### Task statement
Drop every picture, then transcribe the remaining data exactly.

[Stored items]
-=-=-=-=-
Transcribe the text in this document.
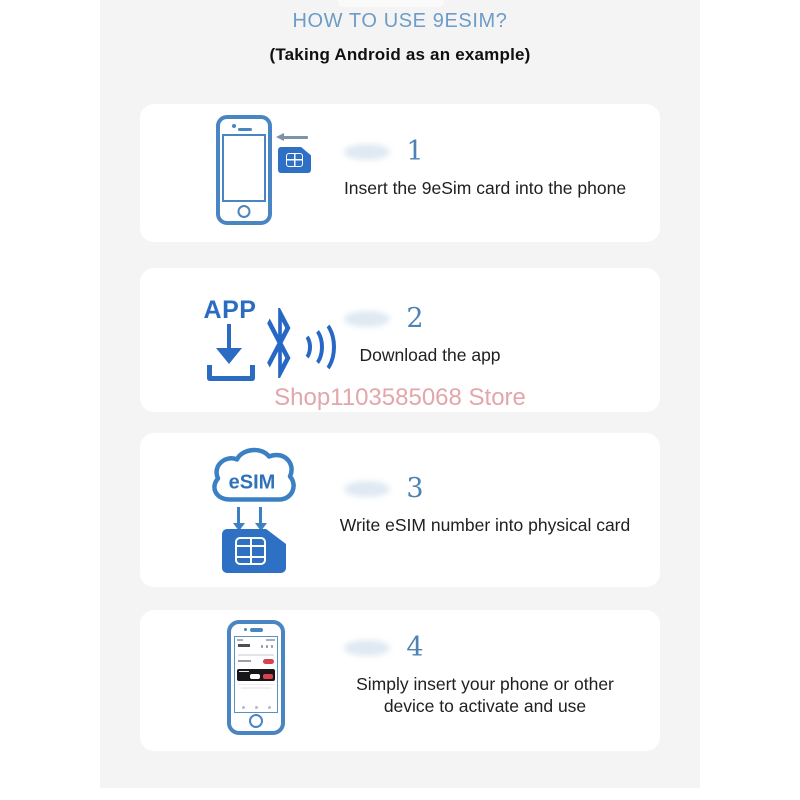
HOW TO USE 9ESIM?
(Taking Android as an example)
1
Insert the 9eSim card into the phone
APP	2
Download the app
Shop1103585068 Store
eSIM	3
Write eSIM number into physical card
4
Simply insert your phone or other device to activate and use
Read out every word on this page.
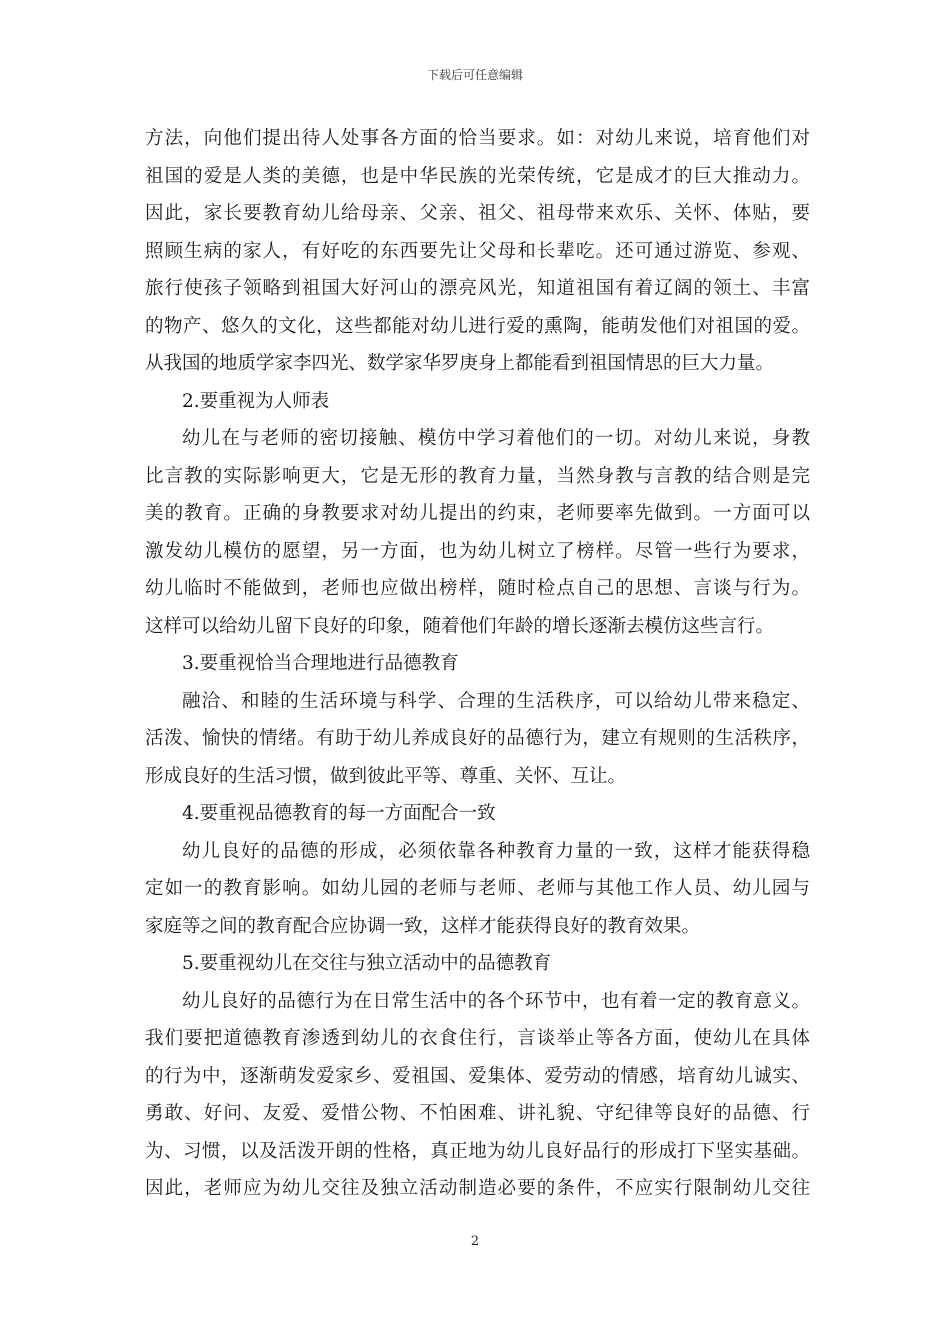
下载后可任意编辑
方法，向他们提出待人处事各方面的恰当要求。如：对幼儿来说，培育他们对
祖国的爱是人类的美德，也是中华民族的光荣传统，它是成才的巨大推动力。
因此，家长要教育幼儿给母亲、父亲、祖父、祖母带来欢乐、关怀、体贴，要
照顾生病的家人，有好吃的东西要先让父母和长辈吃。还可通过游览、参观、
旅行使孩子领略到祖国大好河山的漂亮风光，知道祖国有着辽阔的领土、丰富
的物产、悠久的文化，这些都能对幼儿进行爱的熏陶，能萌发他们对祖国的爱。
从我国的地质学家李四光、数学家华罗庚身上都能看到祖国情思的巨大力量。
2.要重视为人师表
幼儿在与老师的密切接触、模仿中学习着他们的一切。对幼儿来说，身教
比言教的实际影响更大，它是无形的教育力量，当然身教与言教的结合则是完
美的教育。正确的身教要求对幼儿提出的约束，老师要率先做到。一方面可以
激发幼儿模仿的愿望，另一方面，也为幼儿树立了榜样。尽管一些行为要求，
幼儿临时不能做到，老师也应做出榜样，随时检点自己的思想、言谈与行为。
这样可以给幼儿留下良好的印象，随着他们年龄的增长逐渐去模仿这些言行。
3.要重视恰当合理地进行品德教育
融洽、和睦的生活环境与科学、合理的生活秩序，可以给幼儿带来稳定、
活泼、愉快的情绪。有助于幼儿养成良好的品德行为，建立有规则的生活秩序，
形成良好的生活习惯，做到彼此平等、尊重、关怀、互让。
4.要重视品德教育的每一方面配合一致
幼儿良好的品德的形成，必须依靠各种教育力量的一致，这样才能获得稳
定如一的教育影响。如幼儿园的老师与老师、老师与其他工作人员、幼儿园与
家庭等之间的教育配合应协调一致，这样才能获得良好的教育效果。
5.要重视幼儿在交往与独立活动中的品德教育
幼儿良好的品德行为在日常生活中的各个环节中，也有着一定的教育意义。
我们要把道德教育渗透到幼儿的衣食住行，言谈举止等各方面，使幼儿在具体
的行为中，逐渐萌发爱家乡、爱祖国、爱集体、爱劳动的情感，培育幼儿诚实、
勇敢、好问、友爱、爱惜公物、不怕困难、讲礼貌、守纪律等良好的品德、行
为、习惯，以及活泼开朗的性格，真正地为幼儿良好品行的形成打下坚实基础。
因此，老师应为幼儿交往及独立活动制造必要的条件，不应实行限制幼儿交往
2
-=-=-=-=-
### Result below
Transcribe the text in this document.
HOW TO USE 9ESIM?
(Taking Android as an example)
1
Insert the 9eSim card into the phone
APP	2
Download the app
Shop1103585068 Store
eSIM	3
Write eSIM number into physical card
4
Simply insert your phone or other device to activate and use
Read out every word on this page.
下载后可任意编辑
方法，向他们提出待人处事各方面的恰当要求。如：对幼儿来说，培育他们对
祖国的爱是人类的美德，也是中华民族的光荣传统，它是成才的巨大推动力。
因此，家长要教育幼儿给母亲、父亲、祖父、祖母带来欢乐、关怀、体贴，要
照顾生病的家人，有好吃的东西要先让父母和长辈吃。还可通过游览、参观、
旅行使孩子领略到祖国大好河山的漂亮风光，知道祖国有着辽阔的领土、丰富
的物产、悠久的文化，这些都能对幼儿进行爱的熏陶，能萌发他们对祖国的爱。
从我国的地质学家李四光、数学家华罗庚身上都能看到祖国情思的巨大力量。
2.要重视为人师表
幼儿在与老师的密切接触、模仿中学习着他们的一切。对幼儿来说，身教
比言教的实际影响更大，它是无形的教育力量，当然身教与言教的结合则是完
美的教育。正确的身教要求对幼儿提出的约束，老师要率先做到。一方面可以
激发幼儿模仿的愿望，另一方面，也为幼儿树立了榜样。尽管一些行为要求，
幼儿临时不能做到，老师也应做出榜样，随时检点自己的思想、言谈与行为。
这样可以给幼儿留下良好的印象，随着他们年龄的增长逐渐去模仿这些言行。
3.要重视恰当合理地进行品德教育
融洽、和睦的生活环境与科学、合理的生活秩序，可以给幼儿带来稳定、
活泼、愉快的情绪。有助于幼儿养成良好的品德行为，建立有规则的生活秩序，
形成良好的生活习惯，做到彼此平等、尊重、关怀、互让。
4.要重视品德教育的每一方面配合一致
幼儿良好的品德的形成，必须依靠各种教育力量的一致，这样才能获得稳
定如一的教育影响。如幼儿园的老师与老师、老师与其他工作人员、幼儿园与
家庭等之间的教育配合应协调一致，这样才能获得良好的教育效果。
5.要重视幼儿在交往与独立活动中的品德教育
幼儿良好的品德行为在日常生活中的各个环节中，也有着一定的教育意义。
我们要把道德教育渗透到幼儿的衣食住行，言谈举止等各方面，使幼儿在具体
的行为中，逐渐萌发爱家乡、爱祖国、爱集体、爱劳动的情感，培育幼儿诚实、
勇敢、好问、友爱、爱惜公物、不怕困难、讲礼貌、守纪律等良好的品德、行
为、习惯，以及活泼开朗的性格，真正地为幼儿良好品行的形成打下坚实基础。
因此，老师应为幼儿交往及独立活动制造必要的条件，不应实行限制幼儿交往
2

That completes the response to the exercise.